▶ WHAT IS BEING ASKED
Print the entries below in their entirety, exactly as they are written.

────────────────────

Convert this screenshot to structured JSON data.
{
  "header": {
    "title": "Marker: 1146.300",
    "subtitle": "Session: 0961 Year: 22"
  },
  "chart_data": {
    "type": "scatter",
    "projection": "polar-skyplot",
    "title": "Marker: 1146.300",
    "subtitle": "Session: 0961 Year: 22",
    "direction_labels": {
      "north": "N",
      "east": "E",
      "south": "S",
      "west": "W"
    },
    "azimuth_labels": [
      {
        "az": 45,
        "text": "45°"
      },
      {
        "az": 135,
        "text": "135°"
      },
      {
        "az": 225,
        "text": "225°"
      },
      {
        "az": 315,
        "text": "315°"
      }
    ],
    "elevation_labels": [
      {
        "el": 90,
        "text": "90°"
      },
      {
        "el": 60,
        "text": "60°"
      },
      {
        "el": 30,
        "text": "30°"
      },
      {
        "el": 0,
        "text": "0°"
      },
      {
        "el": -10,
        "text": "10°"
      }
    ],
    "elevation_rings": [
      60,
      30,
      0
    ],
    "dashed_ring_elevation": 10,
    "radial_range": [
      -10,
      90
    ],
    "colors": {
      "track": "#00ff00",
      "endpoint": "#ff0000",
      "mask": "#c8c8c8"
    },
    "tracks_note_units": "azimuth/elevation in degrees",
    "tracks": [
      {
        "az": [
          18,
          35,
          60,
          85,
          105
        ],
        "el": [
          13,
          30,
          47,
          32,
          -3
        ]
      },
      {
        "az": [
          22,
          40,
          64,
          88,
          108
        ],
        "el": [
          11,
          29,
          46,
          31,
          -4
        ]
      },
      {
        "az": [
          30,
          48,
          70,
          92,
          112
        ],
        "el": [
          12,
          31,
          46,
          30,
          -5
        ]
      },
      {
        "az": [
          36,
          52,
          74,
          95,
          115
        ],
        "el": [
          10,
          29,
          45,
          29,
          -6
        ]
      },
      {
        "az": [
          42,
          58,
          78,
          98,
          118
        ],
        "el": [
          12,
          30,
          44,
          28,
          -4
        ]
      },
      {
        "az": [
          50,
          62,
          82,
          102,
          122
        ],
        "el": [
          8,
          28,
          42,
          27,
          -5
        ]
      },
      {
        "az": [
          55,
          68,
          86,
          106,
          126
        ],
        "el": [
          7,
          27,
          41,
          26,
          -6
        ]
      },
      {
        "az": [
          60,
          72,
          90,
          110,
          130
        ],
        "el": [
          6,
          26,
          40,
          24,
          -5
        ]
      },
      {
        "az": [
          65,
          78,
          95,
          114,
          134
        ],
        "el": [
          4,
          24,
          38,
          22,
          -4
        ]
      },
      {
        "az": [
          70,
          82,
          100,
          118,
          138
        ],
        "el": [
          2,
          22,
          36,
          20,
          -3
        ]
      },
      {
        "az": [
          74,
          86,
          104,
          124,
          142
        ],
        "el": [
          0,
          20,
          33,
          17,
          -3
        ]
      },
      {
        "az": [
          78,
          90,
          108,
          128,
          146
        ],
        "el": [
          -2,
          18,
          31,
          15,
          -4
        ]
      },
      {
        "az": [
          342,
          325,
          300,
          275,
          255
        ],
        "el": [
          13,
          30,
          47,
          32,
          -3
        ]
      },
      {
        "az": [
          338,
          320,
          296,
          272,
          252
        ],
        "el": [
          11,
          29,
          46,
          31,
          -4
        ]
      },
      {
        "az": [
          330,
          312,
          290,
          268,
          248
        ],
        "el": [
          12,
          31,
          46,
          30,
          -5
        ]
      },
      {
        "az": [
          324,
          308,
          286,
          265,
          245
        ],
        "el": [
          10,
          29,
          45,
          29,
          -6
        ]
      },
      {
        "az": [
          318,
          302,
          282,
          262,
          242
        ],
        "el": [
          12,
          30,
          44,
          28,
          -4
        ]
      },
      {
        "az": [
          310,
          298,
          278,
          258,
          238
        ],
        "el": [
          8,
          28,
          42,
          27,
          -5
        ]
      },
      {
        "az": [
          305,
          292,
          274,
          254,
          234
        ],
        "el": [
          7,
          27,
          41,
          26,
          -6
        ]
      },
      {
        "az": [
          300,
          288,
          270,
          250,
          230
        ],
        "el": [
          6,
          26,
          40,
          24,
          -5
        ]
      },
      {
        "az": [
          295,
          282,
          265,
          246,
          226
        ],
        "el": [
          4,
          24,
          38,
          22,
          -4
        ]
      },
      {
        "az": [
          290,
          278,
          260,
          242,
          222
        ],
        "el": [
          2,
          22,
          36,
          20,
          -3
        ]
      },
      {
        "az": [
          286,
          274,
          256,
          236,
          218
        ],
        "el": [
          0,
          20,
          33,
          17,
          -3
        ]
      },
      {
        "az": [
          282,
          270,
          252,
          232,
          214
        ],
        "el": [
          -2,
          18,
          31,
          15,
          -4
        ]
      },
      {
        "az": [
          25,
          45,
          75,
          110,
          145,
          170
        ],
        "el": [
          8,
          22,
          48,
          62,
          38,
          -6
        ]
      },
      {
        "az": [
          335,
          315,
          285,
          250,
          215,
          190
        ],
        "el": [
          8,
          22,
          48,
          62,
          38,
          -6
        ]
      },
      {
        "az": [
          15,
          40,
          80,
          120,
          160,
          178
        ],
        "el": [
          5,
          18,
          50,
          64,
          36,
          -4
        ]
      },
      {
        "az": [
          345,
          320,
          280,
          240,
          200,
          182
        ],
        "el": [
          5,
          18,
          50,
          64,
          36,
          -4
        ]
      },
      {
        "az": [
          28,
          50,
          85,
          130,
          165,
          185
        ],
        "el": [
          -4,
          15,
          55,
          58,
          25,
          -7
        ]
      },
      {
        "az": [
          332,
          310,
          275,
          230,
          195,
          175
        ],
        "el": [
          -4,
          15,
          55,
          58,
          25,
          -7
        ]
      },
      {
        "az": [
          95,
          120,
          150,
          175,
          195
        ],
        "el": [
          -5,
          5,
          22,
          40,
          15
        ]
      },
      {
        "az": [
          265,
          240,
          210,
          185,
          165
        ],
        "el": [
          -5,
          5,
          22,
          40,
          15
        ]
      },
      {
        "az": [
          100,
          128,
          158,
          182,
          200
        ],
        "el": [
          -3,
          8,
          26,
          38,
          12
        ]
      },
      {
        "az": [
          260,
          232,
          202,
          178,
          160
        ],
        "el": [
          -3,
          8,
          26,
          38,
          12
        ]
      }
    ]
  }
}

────────────────────

▶ ANSWER TO THE PROBLEM
Convert this screenshot to structured JSON data.
{
  "header": {
    "title": "Marker: 1146.300",
    "subtitle": "Session: 0961 Year: 22"
  },
  "chart_data": {
    "type": "scatter",
    "projection": "polar-skyplot",
    "title": "Marker: 1146.300",
    "subtitle": "Session: 0961 Year: 22",
    "direction_labels": {
      "north": "N",
      "east": "E",
      "south": "S",
      "west": "W"
    },
    "azimuth_labels": [
      {
        "az": 45,
        "text": "45°"
      },
      {
        "az": 135,
        "text": "135°"
      },
      {
        "az": 225,
        "text": "225°"
      },
      {
        "az": 315,
        "text": "315°"
      }
    ],
    "elevation_labels": [
      {
        "el": 90,
        "text": "90°"
      },
      {
        "el": 60,
        "text": "60°"
      },
      {
        "el": 30,
        "text": "30°"
      },
      {
        "el": 0,
        "text": "0°"
      },
      {
        "el": -10,
        "text": "10°"
      }
    ],
    "elevation_rings": [
      60,
      30,
      0
    ],
    "dashed_ring_elevation": 10,
    "radial_range": [
      -10,
      90
    ],
    "colors": {
      "track": "#00ff00",
      "endpoint": "#ff0000",
      "mask": "#c8c8c8"
    },
    "tracks_note_units": "azimuth/elevation in degrees",
    "tracks": [
      {
        "az": [
          18,
          35,
          60,
          85,
          105
        ],
        "el": [
          13,
          30,
          47,
          32,
          -3
        ]
      },
      {
        "az": [
          22,
          40,
          64,
          88,
          108
        ],
        "el": [
          11,
          29,
          46,
          31,
          -4
        ]
      },
      {
        "az": [
          30,
          48,
          70,
          92,
          112
        ],
        "el": [
          12,
          31,
          46,
          30,
          -5
        ]
      },
      {
        "az": [
          36,
          52,
          74,
          95,
          115
        ],
        "el": [
          10,
          29,
          45,
          29,
          -6
        ]
      },
      {
        "az": [
          42,
          58,
          78,
          98,
          118
        ],
        "el": [
          12,
          30,
          44,
          28,
          -4
        ]
      },
      {
        "az": [
          50,
          62,
          82,
          102,
          122
        ],
        "el": [
          8,
          28,
          42,
          27,
          -5
        ]
      },
      {
        "az": [
          55,
          68,
          86,
          106,
          126
        ],
        "el": [
          7,
          27,
          41,
          26,
          -6
        ]
      },
      {
        "az": [
          60,
          72,
          90,
          110,
          130
        ],
        "el": [
          6,
          26,
          40,
          24,
          -5
        ]
      },
      {
        "az": [
          65,
          78,
          95,
          114,
          134
        ],
        "el": [
          4,
          24,
          38,
          22,
          -4
        ]
      },
      {
        "az": [
          70,
          82,
          100,
          118,
          138
        ],
        "el": [
          2,
          22,
          36,
          20,
          -3
        ]
      },
      {
        "az": [
          74,
          86,
          104,
          124,
          142
        ],
        "el": [
          0,
          20,
          33,
          17,
          -3
        ]
      },
      {
        "az": [
          78,
          90,
          108,
          128,
          146
        ],
        "el": [
          -2,
          18,
          31,
          15,
          -4
        ]
      },
      {
        "az": [
          342,
          325,
          300,
          275,
          255
        ],
        "el": [
          13,
          30,
          47,
          32,
          -3
        ]
      },
      {
        "az": [
          338,
          320,
          296,
          272,
          252
        ],
        "el": [
          11,
          29,
          46,
          31,
          -4
        ]
      },
      {
        "az": [
          330,
          312,
          290,
          268,
          248
        ],
        "el": [
          12,
          31,
          46,
          30,
          -5
        ]
      },
      {
        "az": [
          324,
          308,
          286,
          265,
          245
        ],
        "el": [
          10,
          29,
          45,
          29,
          -6
        ]
      },
      {
        "az": [
          318,
          302,
          282,
          262,
          242
        ],
        "el": [
          12,
          30,
          44,
          28,
          -4
        ]
      },
      {
        "az": [
          310,
          298,
          278,
          258,
          238
        ],
        "el": [
          8,
          28,
          42,
          27,
          -5
        ]
      },
      {
        "az": [
          305,
          292,
          274,
          254,
          234
        ],
        "el": [
          7,
          27,
          41,
          26,
          -6
        ]
      },
      {
        "az": [
          300,
          288,
          270,
          250,
          230
        ],
        "el": [
          6,
          26,
          40,
          24,
          -5
        ]
      },
      {
        "az": [
          295,
          282,
          265,
          246,
          226
        ],
        "el": [
          4,
          24,
          38,
          22,
          -4
        ]
      },
      {
        "az": [
          290,
          278,
          260,
          242,
          222
        ],
        "el": [
          2,
          22,
          36,
          20,
          -3
        ]
      },
      {
        "az": [
          286,
          274,
          256,
          236,
          218
        ],
        "el": [
          0,
          20,
          33,
          17,
          -3
        ]
      },
      {
        "az": [
          282,
          270,
          252,
          232,
          214
        ],
        "el": [
          -2,
          18,
          31,
          15,
          -4
        ]
      },
      {
        "az": [
          25,
          45,
          75,
          110,
          145,
          170
        ],
        "el": [
          8,
          22,
          48,
          62,
          38,
          -6
        ]
      },
      {
        "az": [
          335,
          315,
          285,
          250,
          215,
          190
        ],
        "el": [
          8,
          22,
          48,
          62,
          38,
          -6
        ]
      },
      {
        "az": [
          15,
          40,
          80,
          120,
          160,
          178
        ],
        "el": [
          5,
          18,
          50,
          64,
          36,
          -4
        ]
      },
      {
        "az": [
          345,
          320,
          280,
          240,
          200,
          182
        ],
        "el": [
          5,
          18,
          50,
          64,
          36,
          -4
        ]
      },
      {
        "az": [
          28,
          50,
          85,
          130,
          165,
          185
        ],
        "el": [
          -4,
          15,
          55,
          58,
          25,
          -7
        ]
      },
      {
        "az": [
          332,
          310,
          275,
          230,
          195,
          175
        ],
        "el": [
          -4,
          15,
          55,
          58,
          25,
          -7
        ]
      },
      {
        "az": [
          95,
          120,
          150,
          175,
          195
        ],
        "el": [
          -5,
          5,
          22,
          40,
          15
        ]
      },
      {
        "az": [
          265,
          240,
          210,
          185,
          165
        ],
        "el": [
          -5,
          5,
          22,
          40,
          15
        ]
      },
      {
        "az": [
          100,
          128,
          158,
          182,
          200
        ],
        "el": [
          -3,
          8,
          26,
          38,
          12
        ]
      },
      {
        "az": [
          260,
          232,
          202,
          178,
          160
        ],
        "el": [
          -3,
          8,
          26,
          38,
          12
        ]
      }
    ]
  }
}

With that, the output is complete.